Aim of the exercise: Write the data out again exactly, dropping any images it holds.

Data provided:
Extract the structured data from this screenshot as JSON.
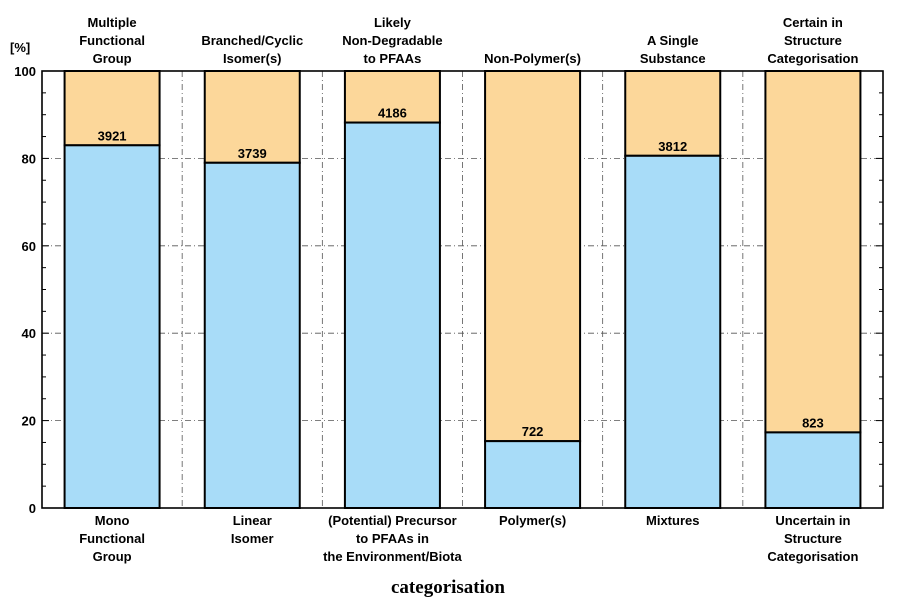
{
  "chart_data": {
    "type": "bar",
    "stacked": true,
    "percent": true,
    "ylabel": "[%]",
    "xlabel": "categorisation",
    "ylim": [
      0,
      100
    ],
    "yticks": [
      "0",
      "20",
      "40",
      "60",
      "80",
      "100"
    ],
    "grid": true,
    "bottom_labels": [
      [
        "Mono",
        "Functional",
        "Group"
      ],
      [
        "Linear",
        "Isomer"
      ],
      [
        "(Potential) Precursor",
        "to PFAAs in",
        "the Environment/Biota"
      ],
      [
        "Polymer(s)"
      ],
      [
        "Mixtures"
      ],
      [
        "Uncertain in",
        "Structure",
        "Categorisation"
      ]
    ],
    "top_labels": [
      [
        "Multiple",
        "Functional",
        "Group"
      ],
      [
        "Branched/Cyclic",
        "Isomer(s)"
      ],
      [
        "Likely",
        "Non-Degradable",
        "to PFAAs"
      ],
      [
        "Non-Polymer(s)"
      ],
      [
        "A Single",
        "Substance"
      ],
      [
        "Certain in",
        "Structure",
        "Categorisation"
      ]
    ],
    "bottom_percent": [
      83,
      79,
      88.2,
      15.3,
      80.6,
      17.3
    ],
    "counts": [
      "3921",
      "3739",
      "4186",
      "722",
      "3812",
      "823"
    ],
    "colors": {
      "bottom": "#a8dcf8",
      "top": "#fcd79a"
    }
  }
}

Written reply:
Extract the structured data from this screenshot as JSON.
{
  "chart_data": {
    "type": "bar",
    "stacked": true,
    "percent": true,
    "ylabel": "[%]",
    "xlabel": "categorisation",
    "ylim": [
      0,
      100
    ],
    "yticks": [
      "0",
      "20",
      "40",
      "60",
      "80",
      "100"
    ],
    "grid": true,
    "bottom_labels": [
      [
        "Mono",
        "Functional",
        "Group"
      ],
      [
        "Linear",
        "Isomer"
      ],
      [
        "(Potential) Precursor",
        "to PFAAs in",
        "the Environment/Biota"
      ],
      [
        "Polymer(s)"
      ],
      [
        "Mixtures"
      ],
      [
        "Uncertain in",
        "Structure",
        "Categorisation"
      ]
    ],
    "top_labels": [
      [
        "Multiple",
        "Functional",
        "Group"
      ],
      [
        "Branched/Cyclic",
        "Isomer(s)"
      ],
      [
        "Likely",
        "Non-Degradable",
        "to PFAAs"
      ],
      [
        "Non-Polymer(s)"
      ],
      [
        "A Single",
        "Substance"
      ],
      [
        "Certain in",
        "Structure",
        "Categorisation"
      ]
    ],
    "bottom_percent": [
      83,
      79,
      88.2,
      15.3,
      80.6,
      17.3
    ],
    "counts": [
      "3921",
      "3739",
      "4186",
      "722",
      "3812",
      "823"
    ],
    "colors": {
      "bottom": "#a8dcf8",
      "top": "#fcd79a"
    }
  }
}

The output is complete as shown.